[START Dataset rows]

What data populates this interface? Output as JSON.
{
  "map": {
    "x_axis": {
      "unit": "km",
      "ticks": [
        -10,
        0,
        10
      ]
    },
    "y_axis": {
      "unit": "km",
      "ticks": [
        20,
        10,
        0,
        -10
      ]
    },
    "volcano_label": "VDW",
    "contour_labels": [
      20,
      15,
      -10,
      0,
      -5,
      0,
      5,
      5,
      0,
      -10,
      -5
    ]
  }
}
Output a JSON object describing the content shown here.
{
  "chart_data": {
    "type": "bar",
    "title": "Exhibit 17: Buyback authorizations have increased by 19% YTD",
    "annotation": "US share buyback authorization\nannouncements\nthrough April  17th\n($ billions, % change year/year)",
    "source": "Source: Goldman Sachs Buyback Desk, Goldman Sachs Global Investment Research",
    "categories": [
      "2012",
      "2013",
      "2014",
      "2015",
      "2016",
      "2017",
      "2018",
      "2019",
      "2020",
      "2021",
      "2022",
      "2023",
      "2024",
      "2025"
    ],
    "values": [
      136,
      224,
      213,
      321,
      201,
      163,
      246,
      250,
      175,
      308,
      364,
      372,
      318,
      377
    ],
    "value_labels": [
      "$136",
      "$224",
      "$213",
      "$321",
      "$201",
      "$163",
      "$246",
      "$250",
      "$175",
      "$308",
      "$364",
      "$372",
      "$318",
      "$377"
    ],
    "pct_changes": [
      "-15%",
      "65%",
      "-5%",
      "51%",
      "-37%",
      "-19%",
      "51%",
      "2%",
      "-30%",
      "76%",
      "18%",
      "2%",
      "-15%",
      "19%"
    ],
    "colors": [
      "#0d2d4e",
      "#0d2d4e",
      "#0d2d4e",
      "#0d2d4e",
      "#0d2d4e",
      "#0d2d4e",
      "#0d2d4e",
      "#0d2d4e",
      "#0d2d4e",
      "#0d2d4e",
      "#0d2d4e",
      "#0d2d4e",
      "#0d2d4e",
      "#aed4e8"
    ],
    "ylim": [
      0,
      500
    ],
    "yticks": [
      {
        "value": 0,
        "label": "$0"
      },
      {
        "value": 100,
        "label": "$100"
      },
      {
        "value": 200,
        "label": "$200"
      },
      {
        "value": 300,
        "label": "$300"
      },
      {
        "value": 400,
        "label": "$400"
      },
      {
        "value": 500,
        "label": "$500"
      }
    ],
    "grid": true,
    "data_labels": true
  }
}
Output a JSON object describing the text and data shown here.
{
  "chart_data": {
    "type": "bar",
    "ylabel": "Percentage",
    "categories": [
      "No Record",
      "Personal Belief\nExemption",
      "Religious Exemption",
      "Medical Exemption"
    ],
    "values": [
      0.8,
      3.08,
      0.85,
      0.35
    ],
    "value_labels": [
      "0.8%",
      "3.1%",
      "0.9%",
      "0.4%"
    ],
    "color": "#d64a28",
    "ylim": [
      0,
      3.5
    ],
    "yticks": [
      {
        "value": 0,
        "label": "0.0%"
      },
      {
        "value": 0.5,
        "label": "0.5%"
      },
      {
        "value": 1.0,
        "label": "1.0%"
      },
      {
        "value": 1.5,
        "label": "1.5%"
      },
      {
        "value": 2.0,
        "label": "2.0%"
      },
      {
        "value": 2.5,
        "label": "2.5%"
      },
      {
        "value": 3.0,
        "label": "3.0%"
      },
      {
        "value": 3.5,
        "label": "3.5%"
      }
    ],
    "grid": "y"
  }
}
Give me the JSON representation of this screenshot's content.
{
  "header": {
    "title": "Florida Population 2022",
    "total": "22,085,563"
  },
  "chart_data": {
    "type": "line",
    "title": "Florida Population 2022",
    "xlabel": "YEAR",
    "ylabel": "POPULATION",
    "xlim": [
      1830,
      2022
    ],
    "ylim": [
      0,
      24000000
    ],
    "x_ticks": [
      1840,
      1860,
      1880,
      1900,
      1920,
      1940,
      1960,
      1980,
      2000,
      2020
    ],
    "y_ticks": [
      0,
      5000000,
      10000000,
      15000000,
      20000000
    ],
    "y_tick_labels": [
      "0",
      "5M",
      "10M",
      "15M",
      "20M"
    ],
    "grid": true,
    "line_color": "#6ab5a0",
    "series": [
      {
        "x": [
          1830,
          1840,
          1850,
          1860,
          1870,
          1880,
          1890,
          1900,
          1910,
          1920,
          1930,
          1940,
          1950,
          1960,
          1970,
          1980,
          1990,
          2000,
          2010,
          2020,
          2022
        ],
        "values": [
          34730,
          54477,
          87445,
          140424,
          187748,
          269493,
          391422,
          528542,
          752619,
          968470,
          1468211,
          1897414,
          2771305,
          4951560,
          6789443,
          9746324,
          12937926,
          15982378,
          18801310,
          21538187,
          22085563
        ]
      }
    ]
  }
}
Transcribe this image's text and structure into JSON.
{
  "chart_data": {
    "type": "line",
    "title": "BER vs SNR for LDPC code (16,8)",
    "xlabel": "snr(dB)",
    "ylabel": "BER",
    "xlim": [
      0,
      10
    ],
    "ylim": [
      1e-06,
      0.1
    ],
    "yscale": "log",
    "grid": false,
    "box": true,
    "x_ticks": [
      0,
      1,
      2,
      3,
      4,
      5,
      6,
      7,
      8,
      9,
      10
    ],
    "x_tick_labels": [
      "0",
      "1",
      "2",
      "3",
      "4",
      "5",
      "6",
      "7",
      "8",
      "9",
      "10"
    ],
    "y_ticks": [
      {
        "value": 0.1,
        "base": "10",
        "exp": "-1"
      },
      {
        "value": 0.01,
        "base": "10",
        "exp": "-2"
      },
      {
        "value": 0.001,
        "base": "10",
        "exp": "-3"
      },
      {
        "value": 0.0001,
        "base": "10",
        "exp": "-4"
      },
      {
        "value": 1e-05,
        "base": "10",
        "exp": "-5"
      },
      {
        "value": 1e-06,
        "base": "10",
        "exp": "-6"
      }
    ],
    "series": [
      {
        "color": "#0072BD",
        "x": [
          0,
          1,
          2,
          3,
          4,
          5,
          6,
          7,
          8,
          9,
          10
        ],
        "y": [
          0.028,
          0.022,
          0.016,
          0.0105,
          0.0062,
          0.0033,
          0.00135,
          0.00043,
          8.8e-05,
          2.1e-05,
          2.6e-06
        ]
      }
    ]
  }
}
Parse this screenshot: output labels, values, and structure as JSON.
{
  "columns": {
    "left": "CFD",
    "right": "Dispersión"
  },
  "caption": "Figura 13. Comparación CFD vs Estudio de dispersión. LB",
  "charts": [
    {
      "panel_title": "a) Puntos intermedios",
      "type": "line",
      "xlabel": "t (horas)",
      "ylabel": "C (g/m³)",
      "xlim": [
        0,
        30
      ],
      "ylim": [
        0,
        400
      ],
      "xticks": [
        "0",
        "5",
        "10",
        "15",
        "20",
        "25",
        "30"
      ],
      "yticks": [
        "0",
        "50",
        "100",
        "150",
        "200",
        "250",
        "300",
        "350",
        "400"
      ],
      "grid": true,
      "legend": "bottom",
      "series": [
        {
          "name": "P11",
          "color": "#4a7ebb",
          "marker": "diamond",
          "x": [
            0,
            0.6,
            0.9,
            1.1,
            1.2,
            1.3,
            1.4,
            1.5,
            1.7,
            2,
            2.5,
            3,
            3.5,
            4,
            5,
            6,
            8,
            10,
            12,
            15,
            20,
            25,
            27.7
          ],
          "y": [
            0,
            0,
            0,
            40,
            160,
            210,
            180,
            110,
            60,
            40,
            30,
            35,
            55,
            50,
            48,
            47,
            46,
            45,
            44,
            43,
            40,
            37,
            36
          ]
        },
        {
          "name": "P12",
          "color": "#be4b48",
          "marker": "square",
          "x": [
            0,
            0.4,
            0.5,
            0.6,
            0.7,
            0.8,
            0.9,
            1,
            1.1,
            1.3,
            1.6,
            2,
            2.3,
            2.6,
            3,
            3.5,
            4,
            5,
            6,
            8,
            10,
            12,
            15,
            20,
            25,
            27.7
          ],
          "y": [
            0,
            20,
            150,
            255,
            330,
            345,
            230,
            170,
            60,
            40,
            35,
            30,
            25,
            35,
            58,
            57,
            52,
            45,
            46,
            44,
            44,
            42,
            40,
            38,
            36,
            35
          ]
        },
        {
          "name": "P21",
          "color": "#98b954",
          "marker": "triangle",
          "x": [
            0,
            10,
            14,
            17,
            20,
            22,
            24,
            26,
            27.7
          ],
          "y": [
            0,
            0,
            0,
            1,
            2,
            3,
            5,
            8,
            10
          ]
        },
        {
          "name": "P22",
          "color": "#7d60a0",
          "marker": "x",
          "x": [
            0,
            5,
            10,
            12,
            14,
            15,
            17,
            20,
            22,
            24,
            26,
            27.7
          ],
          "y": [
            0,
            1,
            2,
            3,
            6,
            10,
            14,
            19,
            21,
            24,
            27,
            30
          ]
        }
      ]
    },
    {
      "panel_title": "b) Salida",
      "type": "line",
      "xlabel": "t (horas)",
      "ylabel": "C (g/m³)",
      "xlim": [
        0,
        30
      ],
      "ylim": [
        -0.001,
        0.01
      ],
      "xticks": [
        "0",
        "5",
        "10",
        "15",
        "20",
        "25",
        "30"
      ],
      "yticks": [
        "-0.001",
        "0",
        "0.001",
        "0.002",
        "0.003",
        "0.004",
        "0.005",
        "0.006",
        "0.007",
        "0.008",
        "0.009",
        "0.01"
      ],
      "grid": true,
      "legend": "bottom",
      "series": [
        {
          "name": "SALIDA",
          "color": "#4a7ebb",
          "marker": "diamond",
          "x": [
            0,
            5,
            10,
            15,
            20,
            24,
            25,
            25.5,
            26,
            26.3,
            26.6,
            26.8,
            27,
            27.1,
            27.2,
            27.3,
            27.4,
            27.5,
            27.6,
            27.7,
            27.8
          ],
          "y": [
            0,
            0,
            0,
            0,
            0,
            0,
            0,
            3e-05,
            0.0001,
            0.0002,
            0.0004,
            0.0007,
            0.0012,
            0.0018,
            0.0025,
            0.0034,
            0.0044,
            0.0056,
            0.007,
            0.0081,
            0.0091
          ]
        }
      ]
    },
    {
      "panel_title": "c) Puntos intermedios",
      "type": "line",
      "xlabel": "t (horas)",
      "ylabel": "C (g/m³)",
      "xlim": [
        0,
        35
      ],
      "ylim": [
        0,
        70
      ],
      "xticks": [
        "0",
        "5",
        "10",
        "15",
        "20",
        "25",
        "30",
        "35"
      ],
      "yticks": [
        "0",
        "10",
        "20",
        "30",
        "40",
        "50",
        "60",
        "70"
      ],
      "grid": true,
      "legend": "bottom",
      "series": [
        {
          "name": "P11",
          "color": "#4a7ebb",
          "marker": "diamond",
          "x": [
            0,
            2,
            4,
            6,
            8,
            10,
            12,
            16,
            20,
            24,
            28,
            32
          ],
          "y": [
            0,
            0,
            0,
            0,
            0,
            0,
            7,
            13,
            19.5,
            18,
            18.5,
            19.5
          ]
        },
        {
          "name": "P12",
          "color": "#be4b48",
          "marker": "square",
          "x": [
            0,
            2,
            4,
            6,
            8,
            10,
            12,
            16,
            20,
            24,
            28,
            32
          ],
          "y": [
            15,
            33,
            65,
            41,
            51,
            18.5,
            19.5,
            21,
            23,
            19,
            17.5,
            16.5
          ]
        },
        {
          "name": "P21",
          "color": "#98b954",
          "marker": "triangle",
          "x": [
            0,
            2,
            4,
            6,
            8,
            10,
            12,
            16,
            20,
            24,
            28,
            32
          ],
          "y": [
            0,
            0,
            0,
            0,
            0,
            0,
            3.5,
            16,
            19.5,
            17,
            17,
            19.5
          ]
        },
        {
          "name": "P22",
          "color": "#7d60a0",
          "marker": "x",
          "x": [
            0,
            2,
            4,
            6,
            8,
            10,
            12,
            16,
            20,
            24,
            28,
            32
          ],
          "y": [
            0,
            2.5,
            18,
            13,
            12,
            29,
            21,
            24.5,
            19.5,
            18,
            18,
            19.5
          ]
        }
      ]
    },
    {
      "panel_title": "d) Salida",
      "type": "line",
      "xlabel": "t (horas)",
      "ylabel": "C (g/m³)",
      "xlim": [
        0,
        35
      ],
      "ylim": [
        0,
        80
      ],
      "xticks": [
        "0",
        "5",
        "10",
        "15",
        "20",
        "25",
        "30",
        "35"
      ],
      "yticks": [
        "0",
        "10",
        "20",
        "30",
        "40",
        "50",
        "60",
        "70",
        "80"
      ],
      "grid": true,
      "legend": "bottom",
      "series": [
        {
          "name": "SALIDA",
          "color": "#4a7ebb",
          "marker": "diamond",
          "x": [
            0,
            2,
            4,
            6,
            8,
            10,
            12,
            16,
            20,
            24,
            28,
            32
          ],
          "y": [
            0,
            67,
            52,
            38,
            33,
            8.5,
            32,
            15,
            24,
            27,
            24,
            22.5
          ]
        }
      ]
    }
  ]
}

[END Dataset rows]

◆ **Work to be completed**
Collect each line holding the string "this".

◆ **Correct output**
What data populates this interface? Output as JSON.
Give me the JSON representation of this screenshot's content.
Transcribe this image's text and structure into JSON.
Parse this screenshot: output labels, values, and structure as JSON.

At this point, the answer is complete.